Restate, word for word, all of the material shown below.

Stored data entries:
——

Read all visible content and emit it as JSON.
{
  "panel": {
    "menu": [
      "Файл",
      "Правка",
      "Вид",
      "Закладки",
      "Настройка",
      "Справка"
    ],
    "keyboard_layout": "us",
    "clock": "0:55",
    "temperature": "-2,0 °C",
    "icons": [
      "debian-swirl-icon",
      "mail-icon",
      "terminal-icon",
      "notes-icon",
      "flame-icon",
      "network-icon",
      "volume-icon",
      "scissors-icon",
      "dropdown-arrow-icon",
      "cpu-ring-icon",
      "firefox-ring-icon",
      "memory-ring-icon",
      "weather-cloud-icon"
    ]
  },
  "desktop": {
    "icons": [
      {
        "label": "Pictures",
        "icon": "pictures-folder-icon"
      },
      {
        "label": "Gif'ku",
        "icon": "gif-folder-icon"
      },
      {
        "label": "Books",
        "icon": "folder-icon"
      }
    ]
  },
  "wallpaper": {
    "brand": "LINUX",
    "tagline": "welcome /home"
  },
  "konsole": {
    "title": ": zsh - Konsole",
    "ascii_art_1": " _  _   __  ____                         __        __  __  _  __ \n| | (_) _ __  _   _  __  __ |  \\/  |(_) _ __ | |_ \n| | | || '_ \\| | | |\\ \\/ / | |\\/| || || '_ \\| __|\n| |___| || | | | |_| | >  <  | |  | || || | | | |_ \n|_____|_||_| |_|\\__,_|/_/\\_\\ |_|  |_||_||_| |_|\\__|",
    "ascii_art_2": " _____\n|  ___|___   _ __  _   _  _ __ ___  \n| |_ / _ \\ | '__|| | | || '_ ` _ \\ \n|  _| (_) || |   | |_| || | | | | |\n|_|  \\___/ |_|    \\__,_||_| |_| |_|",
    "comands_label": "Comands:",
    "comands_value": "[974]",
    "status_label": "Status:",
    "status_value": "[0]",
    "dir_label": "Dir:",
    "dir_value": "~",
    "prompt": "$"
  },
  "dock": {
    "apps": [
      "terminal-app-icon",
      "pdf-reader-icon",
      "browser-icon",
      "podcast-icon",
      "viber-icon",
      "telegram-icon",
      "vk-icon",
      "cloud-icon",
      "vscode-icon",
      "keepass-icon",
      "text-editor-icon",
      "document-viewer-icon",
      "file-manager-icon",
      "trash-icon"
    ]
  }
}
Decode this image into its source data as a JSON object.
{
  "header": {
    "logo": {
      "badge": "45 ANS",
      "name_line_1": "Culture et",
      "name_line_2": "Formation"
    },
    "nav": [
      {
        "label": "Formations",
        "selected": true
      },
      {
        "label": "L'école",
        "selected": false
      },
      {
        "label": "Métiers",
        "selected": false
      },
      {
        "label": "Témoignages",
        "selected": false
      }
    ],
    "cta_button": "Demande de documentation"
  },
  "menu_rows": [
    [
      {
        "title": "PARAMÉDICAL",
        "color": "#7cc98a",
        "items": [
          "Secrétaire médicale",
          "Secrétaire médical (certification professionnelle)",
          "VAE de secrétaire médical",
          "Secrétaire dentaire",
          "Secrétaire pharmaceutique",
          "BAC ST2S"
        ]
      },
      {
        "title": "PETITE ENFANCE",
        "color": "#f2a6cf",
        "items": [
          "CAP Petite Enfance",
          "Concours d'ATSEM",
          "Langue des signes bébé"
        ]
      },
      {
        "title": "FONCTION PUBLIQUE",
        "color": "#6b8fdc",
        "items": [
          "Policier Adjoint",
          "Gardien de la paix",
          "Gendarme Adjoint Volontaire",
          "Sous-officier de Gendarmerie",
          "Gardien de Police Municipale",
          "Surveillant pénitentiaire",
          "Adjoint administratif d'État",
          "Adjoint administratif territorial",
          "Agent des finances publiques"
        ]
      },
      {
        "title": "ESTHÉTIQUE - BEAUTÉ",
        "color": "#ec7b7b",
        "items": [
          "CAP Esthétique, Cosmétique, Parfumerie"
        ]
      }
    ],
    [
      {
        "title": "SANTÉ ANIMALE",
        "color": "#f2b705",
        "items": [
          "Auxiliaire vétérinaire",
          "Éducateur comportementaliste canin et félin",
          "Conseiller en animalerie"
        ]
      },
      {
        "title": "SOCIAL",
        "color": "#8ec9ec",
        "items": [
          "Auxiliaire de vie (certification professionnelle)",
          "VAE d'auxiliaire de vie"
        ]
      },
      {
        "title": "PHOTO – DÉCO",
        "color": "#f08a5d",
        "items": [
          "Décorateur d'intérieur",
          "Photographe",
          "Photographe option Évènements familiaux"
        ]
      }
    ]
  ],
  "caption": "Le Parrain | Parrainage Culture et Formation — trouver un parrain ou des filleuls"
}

——

-- Solution to the exercise --
Read all visible content and emit it as JSON.
{
  "panel": {
    "menu": [
      "Файл",
      "Правка",
      "Вид",
      "Закладки",
      "Настройка",
      "Справка"
    ],
    "keyboard_layout": "us",
    "clock": "0:55",
    "temperature": "-2,0 °C",
    "icons": [
      "debian-swirl-icon",
      "mail-icon",
      "terminal-icon",
      "notes-icon",
      "flame-icon",
      "network-icon",
      "volume-icon",
      "scissors-icon",
      "dropdown-arrow-icon",
      "cpu-ring-icon",
      "firefox-ring-icon",
      "memory-ring-icon",
      "weather-cloud-icon"
    ]
  },
  "desktop": {
    "icons": [
      {
        "label": "Pictures",
        "icon": "pictures-folder-icon"
      },
      {
        "label": "Gif'ku",
        "icon": "gif-folder-icon"
      },
      {
        "label": "Books",
        "icon": "folder-icon"
      }
    ]
  },
  "wallpaper": {
    "brand": "LINUX",
    "tagline": "welcome /home"
  },
  "konsole": {
    "title": ": zsh - Konsole",
    "ascii_art_1": " _  _   __  ____                         __        __  __  _  __ \n| | (_) _ __  _   _  __  __ |  \\/  |(_) _ __ | |_ \n| | | || '_ \\| | | |\\ \\/ / | |\\/| || || '_ \\| __|\n| |___| || | | | |_| | >  <  | |  | || || | | | |_ \n|_____|_||_| |_|\\__,_|/_/\\_\\ |_|  |_||_||_| |_|\\__|",
    "ascii_art_2": " _____\n|  ___|___   _ __  _   _  _ __ ___  \n| |_ / _ \\ | '__|| | | || '_ ` _ \\ \n|  _| (_) || |   | |_| || | | | | |\n|_|  \\___/ |_|    \\__,_||_| |_| |_|",
    "comands_label": "Comands:",
    "comands_value": "[974]",
    "status_label": "Status:",
    "status_value": "[0]",
    "dir_label": "Dir:",
    "dir_value": "~",
    "prompt": "$"
  },
  "dock": {
    "apps": [
      "terminal-app-icon",
      "pdf-reader-icon",
      "browser-icon",
      "podcast-icon",
      "viber-icon",
      "telegram-icon",
      "vk-icon",
      "cloud-icon",
      "vscode-icon",
      "keepass-icon",
      "text-editor-icon",
      "document-viewer-icon",
      "file-manager-icon",
      "trash-icon"
    ]
  }
}
Decode this image into its source data as a JSON object.
{
  "header": {
    "logo": {
      "badge": "45 ANS",
      "name_line_1": "Culture et",
      "name_line_2": "Formation"
    },
    "nav": [
      {
        "label": "Formations",
        "selected": true
      },
      {
        "label": "L'école",
        "selected": false
      },
      {
        "label": "Métiers",
        "selected": false
      },
      {
        "label": "Témoignages",
        "selected": false
      }
    ],
    "cta_button": "Demande de documentation"
  },
  "menu_rows": [
    [
      {
        "title": "PARAMÉDICAL",
        "color": "#7cc98a",
        "items": [
          "Secrétaire médicale",
          "Secrétaire médical (certification professionnelle)",
          "VAE de secrétaire médical",
          "Secrétaire dentaire",
          "Secrétaire pharmaceutique",
          "BAC ST2S"
        ]
      },
      {
        "title": "PETITE ENFANCE",
        "color": "#f2a6cf",
        "items": [
          "CAP Petite Enfance",
          "Concours d'ATSEM",
          "Langue des signes bébé"
        ]
      },
      {
        "title": "FONCTION PUBLIQUE",
        "color": "#6b8fdc",
        "items": [
          "Policier Adjoint",
          "Gardien de la paix",
          "Gendarme Adjoint Volontaire",
          "Sous-officier de Gendarmerie",
          "Gardien de Police Municipale",
          "Surveillant pénitentiaire",
          "Adjoint administratif d'État",
          "Adjoint administratif territorial",
          "Agent des finances publiques"
        ]
      },
      {
        "title": "ESTHÉTIQUE - BEAUTÉ",
        "color": "#ec7b7b",
        "items": [
          "CAP Esthétique, Cosmétique, Parfumerie"
        ]
      }
    ],
    [
      {
        "title": "SANTÉ ANIMALE",
        "color": "#f2b705",
        "items": [
          "Auxiliaire vétérinaire",
          "Éducateur comportementaliste canin et félin",
          "Conseiller en animalerie"
        ]
      },
      {
        "title": "SOCIAL",
        "color": "#8ec9ec",
        "items": [
          "Auxiliaire de vie (certification professionnelle)",
          "VAE d'auxiliaire de vie"
        ]
      },
      {
        "title": "PHOTO – DÉCO",
        "color": "#f08a5d",
        "items": [
          "Décorateur d'intérieur",
          "Photographe",
          "Photographe option Évènements familiaux"
        ]
      }
    ]
  ],
  "caption": "Le Parrain | Parrainage Culture et Formation — trouver un parrain ou des filleuls"
}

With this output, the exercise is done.